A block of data
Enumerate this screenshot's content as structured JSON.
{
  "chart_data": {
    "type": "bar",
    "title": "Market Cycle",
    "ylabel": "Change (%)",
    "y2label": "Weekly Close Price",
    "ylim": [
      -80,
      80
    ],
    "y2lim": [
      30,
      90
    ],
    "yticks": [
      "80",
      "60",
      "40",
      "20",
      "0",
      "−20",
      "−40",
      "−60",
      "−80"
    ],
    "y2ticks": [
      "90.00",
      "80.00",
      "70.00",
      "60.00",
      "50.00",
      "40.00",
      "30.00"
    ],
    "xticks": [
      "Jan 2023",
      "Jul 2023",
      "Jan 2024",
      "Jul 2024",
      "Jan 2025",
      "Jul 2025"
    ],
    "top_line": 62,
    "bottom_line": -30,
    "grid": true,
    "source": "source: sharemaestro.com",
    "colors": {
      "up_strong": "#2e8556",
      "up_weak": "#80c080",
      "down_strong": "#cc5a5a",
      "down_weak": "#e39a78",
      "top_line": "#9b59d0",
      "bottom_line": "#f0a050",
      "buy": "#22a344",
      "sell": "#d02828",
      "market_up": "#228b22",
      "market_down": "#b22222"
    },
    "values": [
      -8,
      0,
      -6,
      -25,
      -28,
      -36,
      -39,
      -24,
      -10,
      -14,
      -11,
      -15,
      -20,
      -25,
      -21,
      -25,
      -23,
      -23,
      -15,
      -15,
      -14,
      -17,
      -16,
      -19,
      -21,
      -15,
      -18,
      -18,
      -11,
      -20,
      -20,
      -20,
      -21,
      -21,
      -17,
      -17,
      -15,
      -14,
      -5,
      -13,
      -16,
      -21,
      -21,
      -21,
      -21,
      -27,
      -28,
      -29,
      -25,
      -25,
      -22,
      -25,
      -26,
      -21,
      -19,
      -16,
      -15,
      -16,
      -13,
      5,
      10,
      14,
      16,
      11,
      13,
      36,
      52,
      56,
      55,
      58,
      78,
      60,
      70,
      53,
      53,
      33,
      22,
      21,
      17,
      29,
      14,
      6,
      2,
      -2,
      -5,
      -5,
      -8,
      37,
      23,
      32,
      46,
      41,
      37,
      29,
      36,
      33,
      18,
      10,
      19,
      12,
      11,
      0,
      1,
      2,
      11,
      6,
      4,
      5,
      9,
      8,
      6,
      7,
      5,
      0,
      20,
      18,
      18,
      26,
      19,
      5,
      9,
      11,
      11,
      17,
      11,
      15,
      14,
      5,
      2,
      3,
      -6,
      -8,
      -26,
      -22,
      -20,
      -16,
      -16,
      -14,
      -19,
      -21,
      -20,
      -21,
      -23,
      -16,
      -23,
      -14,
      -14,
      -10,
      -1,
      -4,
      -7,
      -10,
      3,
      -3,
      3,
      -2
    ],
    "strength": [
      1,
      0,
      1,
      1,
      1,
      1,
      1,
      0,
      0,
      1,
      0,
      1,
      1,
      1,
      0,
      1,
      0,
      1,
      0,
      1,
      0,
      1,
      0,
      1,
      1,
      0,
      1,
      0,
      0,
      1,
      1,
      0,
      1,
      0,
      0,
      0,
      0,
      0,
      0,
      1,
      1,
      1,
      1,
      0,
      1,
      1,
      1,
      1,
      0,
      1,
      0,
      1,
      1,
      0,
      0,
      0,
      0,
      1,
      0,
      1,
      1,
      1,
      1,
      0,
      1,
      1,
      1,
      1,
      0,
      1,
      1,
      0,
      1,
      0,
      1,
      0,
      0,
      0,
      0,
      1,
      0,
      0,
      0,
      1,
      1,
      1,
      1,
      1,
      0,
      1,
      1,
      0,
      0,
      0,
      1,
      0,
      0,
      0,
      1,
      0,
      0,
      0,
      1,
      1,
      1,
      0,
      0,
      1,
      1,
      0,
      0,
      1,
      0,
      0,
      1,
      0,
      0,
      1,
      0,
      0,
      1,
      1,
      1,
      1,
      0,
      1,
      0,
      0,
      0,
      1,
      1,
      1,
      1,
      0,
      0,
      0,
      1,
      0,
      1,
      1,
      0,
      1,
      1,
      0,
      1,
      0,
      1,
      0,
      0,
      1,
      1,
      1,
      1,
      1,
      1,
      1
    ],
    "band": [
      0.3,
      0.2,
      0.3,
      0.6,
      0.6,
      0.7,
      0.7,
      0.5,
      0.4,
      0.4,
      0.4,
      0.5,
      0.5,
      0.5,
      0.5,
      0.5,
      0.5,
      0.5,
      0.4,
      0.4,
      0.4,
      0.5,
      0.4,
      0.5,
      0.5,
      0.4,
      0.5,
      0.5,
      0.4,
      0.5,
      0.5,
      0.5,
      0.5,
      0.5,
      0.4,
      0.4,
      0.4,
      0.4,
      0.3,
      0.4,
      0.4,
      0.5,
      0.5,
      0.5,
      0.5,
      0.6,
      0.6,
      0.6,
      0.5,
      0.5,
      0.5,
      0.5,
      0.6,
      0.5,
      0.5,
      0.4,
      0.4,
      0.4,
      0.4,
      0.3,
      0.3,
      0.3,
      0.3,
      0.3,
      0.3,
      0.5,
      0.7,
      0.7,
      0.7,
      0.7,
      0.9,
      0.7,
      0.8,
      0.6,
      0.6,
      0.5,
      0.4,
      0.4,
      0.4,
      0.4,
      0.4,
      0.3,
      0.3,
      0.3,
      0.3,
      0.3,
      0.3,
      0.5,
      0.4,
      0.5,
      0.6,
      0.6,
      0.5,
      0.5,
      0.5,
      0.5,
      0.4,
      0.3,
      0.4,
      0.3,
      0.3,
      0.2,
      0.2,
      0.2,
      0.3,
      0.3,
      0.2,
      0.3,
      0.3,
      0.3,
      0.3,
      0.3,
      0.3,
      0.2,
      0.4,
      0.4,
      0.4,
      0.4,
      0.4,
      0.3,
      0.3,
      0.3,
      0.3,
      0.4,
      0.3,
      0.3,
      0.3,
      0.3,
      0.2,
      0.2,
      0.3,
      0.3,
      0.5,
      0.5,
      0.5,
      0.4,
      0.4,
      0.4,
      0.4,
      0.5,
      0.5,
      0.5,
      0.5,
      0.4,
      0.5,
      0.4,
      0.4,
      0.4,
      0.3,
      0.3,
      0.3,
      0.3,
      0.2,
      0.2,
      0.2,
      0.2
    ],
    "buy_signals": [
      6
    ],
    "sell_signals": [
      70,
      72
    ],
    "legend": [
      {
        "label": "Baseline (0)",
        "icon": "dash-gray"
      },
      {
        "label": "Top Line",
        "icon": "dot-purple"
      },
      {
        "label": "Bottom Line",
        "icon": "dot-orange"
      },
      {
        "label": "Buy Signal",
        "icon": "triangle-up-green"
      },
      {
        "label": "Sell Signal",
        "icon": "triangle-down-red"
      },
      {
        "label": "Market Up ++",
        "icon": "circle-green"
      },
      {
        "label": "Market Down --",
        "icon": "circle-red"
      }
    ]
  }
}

Given instruction | Show each line of the data that contains the string "icon".

Full response |
        "icon": "dash-gray"
        "icon": "dot-purple"
        "icon": "dot-orange"
        "icon": "triangle-up-green"
        "icon": "triangle-down-red"
        "icon": "circle-green"
        "icon": "circle-red"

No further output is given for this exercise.